* WHAT NEEDS TO BE DONE *
The records that follow must be reproduced in full, exactly as written.

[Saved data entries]
--

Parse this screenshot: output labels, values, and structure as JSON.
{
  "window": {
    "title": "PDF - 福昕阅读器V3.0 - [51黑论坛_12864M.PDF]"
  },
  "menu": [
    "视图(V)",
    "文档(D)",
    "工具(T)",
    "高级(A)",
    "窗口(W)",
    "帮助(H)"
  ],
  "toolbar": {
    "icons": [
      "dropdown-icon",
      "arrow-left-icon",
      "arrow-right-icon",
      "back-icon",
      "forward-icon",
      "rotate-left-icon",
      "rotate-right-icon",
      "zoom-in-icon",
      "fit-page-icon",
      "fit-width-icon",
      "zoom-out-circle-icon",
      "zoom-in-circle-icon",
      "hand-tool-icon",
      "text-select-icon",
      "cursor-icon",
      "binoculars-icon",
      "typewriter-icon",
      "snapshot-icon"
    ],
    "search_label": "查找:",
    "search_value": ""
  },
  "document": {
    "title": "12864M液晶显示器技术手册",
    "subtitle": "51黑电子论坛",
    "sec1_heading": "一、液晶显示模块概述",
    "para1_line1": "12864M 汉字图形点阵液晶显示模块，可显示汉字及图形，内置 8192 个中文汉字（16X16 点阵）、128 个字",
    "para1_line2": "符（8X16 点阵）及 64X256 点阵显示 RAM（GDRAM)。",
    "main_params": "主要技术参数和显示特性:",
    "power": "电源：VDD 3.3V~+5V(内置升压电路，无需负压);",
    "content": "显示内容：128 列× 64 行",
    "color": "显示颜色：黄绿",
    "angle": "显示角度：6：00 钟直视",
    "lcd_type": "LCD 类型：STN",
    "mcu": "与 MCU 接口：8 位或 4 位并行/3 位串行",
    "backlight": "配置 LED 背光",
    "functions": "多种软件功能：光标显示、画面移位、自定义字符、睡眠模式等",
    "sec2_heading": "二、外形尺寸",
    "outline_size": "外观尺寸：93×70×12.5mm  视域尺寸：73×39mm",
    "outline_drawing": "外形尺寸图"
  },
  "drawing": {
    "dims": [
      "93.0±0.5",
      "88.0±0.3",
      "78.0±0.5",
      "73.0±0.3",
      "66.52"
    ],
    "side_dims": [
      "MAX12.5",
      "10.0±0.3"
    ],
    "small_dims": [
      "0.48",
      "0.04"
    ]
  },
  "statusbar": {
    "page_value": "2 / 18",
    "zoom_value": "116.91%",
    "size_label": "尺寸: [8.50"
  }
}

--

* SOLUTION TO THIS PROBLEM *
Parse this screenshot: output labels, values, and structure as JSON.
{
  "window": {
    "title": "PDF - 福昕阅读器V3.0 - [51黑论坛_12864M.PDF]"
  },
  "menu": [
    "视图(V)",
    "文档(D)",
    "工具(T)",
    "高级(A)",
    "窗口(W)",
    "帮助(H)"
  ],
  "toolbar": {
    "icons": [
      "dropdown-icon",
      "arrow-left-icon",
      "arrow-right-icon",
      "back-icon",
      "forward-icon",
      "rotate-left-icon",
      "rotate-right-icon",
      "zoom-in-icon",
      "fit-page-icon",
      "fit-width-icon",
      "zoom-out-circle-icon",
      "zoom-in-circle-icon",
      "hand-tool-icon",
      "text-select-icon",
      "cursor-icon",
      "binoculars-icon",
      "typewriter-icon",
      "snapshot-icon"
    ],
    "search_label": "查找:",
    "search_value": ""
  },
  "document": {
    "title": "12864M液晶显示器技术手册",
    "subtitle": "51黑电子论坛",
    "sec1_heading": "一、液晶显示模块概述",
    "para1_line1": "12864M 汉字图形点阵液晶显示模块，可显示汉字及图形，内置 8192 个中文汉字（16X16 点阵）、128 个字",
    "para1_line2": "符（8X16 点阵）及 64X256 点阵显示 RAM（GDRAM)。",
    "main_params": "主要技术参数和显示特性:",
    "power": "电源：VDD 3.3V~+5V(内置升压电路，无需负压);",
    "content": "显示内容：128 列× 64 行",
    "color": "显示颜色：黄绿",
    "angle": "显示角度：6：00 钟直视",
    "lcd_type": "LCD 类型：STN",
    "mcu": "与 MCU 接口：8 位或 4 位并行/3 位串行",
    "backlight": "配置 LED 背光",
    "functions": "多种软件功能：光标显示、画面移位、自定义字符、睡眠模式等",
    "sec2_heading": "二、外形尺寸",
    "outline_size": "外观尺寸：93×70×12.5mm  视域尺寸：73×39mm",
    "outline_drawing": "外形尺寸图"
  },
  "drawing": {
    "dims": [
      "93.0±0.5",
      "88.0±0.3",
      "78.0±0.5",
      "73.0±0.3",
      "66.52"
    ],
    "side_dims": [
      "MAX12.5",
      "10.0±0.3"
    ],
    "small_dims": [
      "0.48",
      "0.04"
    ]
  },
  "statusbar": {
    "page_value": "2 / 18",
    "zoom_value": "116.91%",
    "size_label": "尺寸: [8.50"
  }
}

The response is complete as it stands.